Directions for this task
Go through the entries below and copy each line containing the word "JSON".

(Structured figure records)

________________

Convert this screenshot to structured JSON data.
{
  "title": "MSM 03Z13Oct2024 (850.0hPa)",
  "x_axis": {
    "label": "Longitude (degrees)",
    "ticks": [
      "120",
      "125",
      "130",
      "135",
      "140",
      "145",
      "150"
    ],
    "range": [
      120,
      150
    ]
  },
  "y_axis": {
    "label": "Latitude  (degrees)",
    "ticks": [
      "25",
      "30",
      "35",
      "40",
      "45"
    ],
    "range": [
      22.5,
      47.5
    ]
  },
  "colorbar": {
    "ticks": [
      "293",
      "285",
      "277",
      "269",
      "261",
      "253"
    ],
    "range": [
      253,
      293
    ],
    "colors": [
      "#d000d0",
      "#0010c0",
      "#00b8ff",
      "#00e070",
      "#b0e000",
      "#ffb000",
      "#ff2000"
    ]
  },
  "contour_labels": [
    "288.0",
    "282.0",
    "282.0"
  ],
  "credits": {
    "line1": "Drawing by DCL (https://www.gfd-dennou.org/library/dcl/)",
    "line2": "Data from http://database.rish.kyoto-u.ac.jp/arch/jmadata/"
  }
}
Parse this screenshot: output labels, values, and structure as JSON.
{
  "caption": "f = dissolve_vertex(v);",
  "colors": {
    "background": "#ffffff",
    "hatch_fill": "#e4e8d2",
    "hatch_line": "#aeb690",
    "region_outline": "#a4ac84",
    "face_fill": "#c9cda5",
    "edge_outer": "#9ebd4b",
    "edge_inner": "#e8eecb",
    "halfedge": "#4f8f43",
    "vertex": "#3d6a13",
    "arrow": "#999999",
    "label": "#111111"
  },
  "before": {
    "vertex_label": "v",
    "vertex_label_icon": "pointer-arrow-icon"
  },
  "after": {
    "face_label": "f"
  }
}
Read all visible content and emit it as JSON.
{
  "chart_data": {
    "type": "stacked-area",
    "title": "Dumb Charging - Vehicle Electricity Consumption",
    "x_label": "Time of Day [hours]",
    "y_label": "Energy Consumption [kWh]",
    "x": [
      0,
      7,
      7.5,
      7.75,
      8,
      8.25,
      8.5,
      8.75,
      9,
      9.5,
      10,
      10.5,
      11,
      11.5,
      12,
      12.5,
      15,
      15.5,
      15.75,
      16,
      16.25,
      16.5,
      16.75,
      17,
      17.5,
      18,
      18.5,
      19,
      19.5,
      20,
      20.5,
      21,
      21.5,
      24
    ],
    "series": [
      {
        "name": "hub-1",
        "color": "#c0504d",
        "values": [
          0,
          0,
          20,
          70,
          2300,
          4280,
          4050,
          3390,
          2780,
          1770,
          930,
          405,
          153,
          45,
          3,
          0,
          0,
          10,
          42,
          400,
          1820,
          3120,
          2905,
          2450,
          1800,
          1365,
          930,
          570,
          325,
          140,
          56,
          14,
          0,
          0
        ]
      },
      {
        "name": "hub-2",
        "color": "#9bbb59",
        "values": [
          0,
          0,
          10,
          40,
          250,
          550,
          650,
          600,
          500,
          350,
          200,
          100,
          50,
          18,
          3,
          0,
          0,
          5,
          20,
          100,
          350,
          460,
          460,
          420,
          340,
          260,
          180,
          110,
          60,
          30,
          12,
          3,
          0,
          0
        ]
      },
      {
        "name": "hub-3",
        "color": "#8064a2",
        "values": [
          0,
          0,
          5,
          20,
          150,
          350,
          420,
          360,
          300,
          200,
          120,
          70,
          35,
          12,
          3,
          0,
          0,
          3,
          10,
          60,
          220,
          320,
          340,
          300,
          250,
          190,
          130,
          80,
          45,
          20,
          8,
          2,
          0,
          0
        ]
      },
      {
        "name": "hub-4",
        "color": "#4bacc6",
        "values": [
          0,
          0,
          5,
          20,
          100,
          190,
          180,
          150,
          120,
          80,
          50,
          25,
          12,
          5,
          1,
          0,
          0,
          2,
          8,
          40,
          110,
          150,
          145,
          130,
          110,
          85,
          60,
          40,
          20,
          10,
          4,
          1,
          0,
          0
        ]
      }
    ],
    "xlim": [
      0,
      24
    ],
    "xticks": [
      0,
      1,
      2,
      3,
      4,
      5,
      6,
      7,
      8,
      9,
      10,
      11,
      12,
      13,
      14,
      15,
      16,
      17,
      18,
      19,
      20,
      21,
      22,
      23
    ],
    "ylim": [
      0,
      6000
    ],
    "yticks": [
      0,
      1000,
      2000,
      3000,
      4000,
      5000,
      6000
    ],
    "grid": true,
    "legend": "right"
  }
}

________________

Exercise output
Convert this screenshot to structured JSON data.
Parse this screenshot: output labels, values, and structure as JSON.
Read all visible content and emit it as JSON.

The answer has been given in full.